Available records:
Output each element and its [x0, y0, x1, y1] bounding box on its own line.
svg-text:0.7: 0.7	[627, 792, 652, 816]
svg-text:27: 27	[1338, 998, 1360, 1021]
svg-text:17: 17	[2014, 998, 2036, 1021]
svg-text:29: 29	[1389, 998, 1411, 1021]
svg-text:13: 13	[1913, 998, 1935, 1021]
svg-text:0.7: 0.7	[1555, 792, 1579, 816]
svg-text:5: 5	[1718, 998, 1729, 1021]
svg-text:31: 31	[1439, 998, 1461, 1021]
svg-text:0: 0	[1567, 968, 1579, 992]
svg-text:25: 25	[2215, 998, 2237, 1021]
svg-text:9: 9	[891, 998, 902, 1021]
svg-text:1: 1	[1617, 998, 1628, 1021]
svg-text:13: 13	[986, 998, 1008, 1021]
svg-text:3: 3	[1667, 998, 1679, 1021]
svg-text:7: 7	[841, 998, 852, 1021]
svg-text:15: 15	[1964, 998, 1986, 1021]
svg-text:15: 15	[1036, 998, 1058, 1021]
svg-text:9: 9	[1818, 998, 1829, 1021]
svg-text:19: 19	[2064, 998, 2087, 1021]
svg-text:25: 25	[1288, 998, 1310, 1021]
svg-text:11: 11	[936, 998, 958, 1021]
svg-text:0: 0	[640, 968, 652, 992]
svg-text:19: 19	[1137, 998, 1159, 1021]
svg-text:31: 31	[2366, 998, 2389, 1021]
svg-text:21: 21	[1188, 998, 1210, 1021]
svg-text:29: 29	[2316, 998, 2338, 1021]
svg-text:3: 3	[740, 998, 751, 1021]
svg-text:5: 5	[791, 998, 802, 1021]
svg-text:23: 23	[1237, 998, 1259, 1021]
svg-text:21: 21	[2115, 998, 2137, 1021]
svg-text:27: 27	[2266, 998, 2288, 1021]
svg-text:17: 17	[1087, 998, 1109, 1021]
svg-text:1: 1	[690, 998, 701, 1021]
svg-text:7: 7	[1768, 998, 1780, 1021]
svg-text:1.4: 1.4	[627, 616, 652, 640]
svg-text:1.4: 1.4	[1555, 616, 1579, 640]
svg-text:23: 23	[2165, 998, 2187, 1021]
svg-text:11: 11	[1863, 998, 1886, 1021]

What you should do: Please repeat the entries above word for word, starting with their first line and going on through the line that contains "998, 1159, 1021]", with both of those lines included.

Problem solution:
Output each element and its [x0, y0, x1, y1] bounding box on its own line.
svg-text:0.7: 0.7	[627, 792, 652, 816]
svg-text:27: 27	[1338, 998, 1360, 1021]
svg-text:17: 17	[2014, 998, 2036, 1021]
svg-text:29: 29	[1389, 998, 1411, 1021]
svg-text:13: 13	[1913, 998, 1935, 1021]
svg-text:0.7: 0.7	[1555, 792, 1579, 816]
svg-text:5: 5	[1718, 998, 1729, 1021]
svg-text:31: 31	[1439, 998, 1461, 1021]
svg-text:0: 0	[1567, 968, 1579, 992]
svg-text:25: 25	[2215, 998, 2237, 1021]
svg-text:9: 9	[891, 998, 902, 1021]
svg-text:1: 1	[1617, 998, 1628, 1021]
svg-text:13: 13	[986, 998, 1008, 1021]
svg-text:3: 3	[1667, 998, 1679, 1021]
svg-text:7: 7	[841, 998, 852, 1021]
svg-text:15: 15	[1964, 998, 1986, 1021]
svg-text:15: 15	[1036, 998, 1058, 1021]
svg-text:9: 9	[1818, 998, 1829, 1021]
svg-text:19: 19	[2064, 998, 2087, 1021]
svg-text:25: 25	[1288, 998, 1310, 1021]
svg-text:11: 11	[936, 998, 958, 1021]
svg-text:0: 0	[640, 968, 652, 992]
svg-text:19: 19	[1137, 998, 1159, 1021]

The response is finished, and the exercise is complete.